## [The problem]
Restate, word for word, every line of the data.

— START Given records —

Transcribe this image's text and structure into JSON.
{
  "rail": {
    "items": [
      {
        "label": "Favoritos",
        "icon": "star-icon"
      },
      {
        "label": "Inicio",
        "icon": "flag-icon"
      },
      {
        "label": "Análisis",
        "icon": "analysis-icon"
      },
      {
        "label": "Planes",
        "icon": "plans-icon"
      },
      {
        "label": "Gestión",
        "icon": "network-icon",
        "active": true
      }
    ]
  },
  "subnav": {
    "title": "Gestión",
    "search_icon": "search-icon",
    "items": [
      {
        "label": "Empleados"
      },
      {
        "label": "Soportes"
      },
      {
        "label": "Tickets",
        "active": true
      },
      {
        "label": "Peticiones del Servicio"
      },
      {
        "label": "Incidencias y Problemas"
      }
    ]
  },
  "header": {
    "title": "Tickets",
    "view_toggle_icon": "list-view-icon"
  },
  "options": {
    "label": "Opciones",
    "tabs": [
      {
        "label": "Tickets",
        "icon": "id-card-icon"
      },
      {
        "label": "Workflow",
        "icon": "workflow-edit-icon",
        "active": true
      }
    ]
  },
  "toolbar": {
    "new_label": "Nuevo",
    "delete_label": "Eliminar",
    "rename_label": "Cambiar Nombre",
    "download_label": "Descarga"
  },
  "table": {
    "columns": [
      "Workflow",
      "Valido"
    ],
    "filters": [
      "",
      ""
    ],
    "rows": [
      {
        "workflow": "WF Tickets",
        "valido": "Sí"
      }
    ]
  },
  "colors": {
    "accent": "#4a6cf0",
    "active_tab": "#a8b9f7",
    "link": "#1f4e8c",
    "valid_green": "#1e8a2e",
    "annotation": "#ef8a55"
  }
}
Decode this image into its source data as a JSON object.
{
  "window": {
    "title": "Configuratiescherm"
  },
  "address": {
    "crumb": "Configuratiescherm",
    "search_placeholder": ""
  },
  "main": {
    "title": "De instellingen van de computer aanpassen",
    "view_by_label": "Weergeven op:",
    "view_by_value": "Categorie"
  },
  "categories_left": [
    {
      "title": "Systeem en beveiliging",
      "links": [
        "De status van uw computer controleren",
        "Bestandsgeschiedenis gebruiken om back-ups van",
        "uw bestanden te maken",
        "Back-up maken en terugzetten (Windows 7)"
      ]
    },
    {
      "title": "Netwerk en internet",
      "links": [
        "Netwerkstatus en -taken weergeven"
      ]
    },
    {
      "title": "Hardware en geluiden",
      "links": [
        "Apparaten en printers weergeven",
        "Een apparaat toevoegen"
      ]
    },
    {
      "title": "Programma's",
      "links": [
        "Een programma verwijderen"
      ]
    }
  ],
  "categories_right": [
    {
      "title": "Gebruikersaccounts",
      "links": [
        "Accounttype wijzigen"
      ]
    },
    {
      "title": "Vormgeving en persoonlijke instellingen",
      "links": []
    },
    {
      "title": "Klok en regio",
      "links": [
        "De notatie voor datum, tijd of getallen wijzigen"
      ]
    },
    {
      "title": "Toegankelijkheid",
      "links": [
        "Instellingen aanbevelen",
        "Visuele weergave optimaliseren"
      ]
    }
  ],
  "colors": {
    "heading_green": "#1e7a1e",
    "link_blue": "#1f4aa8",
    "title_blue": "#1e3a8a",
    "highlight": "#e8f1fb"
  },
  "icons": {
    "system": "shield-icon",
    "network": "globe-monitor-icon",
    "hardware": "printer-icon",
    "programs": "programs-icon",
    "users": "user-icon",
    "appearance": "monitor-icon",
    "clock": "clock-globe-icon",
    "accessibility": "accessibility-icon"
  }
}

— END Given records —

## [Solution]
Transcribe this image's text and structure into JSON.
{
  "rail": {
    "items": [
      {
        "label": "Favoritos",
        "icon": "star-icon"
      },
      {
        "label": "Inicio",
        "icon": "flag-icon"
      },
      {
        "label": "Análisis",
        "icon": "analysis-icon"
      },
      {
        "label": "Planes",
        "icon": "plans-icon"
      },
      {
        "label": "Gestión",
        "icon": "network-icon",
        "active": true
      }
    ]
  },
  "subnav": {
    "title": "Gestión",
    "search_icon": "search-icon",
    "items": [
      {
        "label": "Empleados"
      },
      {
        "label": "Soportes"
      },
      {
        "label": "Tickets",
        "active": true
      },
      {
        "label": "Peticiones del Servicio"
      },
      {
        "label": "Incidencias y Problemas"
      }
    ]
  },
  "header": {
    "title": "Tickets",
    "view_toggle_icon": "list-view-icon"
  },
  "options": {
    "label": "Opciones",
    "tabs": [
      {
        "label": "Tickets",
        "icon": "id-card-icon"
      },
      {
        "label": "Workflow",
        "icon": "workflow-edit-icon",
        "active": true
      }
    ]
  },
  "toolbar": {
    "new_label": "Nuevo",
    "delete_label": "Eliminar",
    "rename_label": "Cambiar Nombre",
    "download_label": "Descarga"
  },
  "table": {
    "columns": [
      "Workflow",
      "Valido"
    ],
    "filters": [
      "",
      ""
    ],
    "rows": [
      {
        "workflow": "WF Tickets",
        "valido": "Sí"
      }
    ]
  },
  "colors": {
    "accent": "#4a6cf0",
    "active_tab": "#a8b9f7",
    "link": "#1f4e8c",
    "valid_green": "#1e8a2e",
    "annotation": "#ef8a55"
  }
}
Decode this image into its source data as a JSON object.
{
  "window": {
    "title": "Configuratiescherm"
  },
  "address": {
    "crumb": "Configuratiescherm",
    "search_placeholder": ""
  },
  "main": {
    "title": "De instellingen van de computer aanpassen",
    "view_by_label": "Weergeven op:",
    "view_by_value": "Categorie"
  },
  "categories_left": [
    {
      "title": "Systeem en beveiliging",
      "links": [
        "De status van uw computer controleren",
        "Bestandsgeschiedenis gebruiken om back-ups van",
        "uw bestanden te maken",
        "Back-up maken en terugzetten (Windows 7)"
      ]
    },
    {
      "title": "Netwerk en internet",
      "links": [
        "Netwerkstatus en -taken weergeven"
      ]
    },
    {
      "title": "Hardware en geluiden",
      "links": [
        "Apparaten en printers weergeven",
        "Een apparaat toevoegen"
      ]
    },
    {
      "title": "Programma's",
      "links": [
        "Een programma verwijderen"
      ]
    }
  ],
  "categories_right": [
    {
      "title": "Gebruikersaccounts",
      "links": [
        "Accounttype wijzigen"
      ]
    },
    {
      "title": "Vormgeving en persoonlijke instellingen",
      "links": []
    },
    {
      "title": "Klok en regio",
      "links": [
        "De notatie voor datum, tijd of getallen wijzigen"
      ]
    },
    {
      "title": "Toegankelijkheid",
      "links": [
        "Instellingen aanbevelen",
        "Visuele weergave optimaliseren"
      ]
    }
  ],
  "colors": {
    "heading_green": "#1e7a1e",
    "link_blue": "#1f4aa8",
    "title_blue": "#1e3a8a",
    "highlight": "#e8f1fb"
  },
  "icons": {
    "system": "shield-icon",
    "network": "globe-monitor-icon",
    "hardware": "printer-icon",
    "programs": "programs-icon",
    "users": "user-icon",
    "appearance": "monitor-icon",
    "clock": "clock-globe-icon",
    "accessibility": "accessibility-icon"
  }
}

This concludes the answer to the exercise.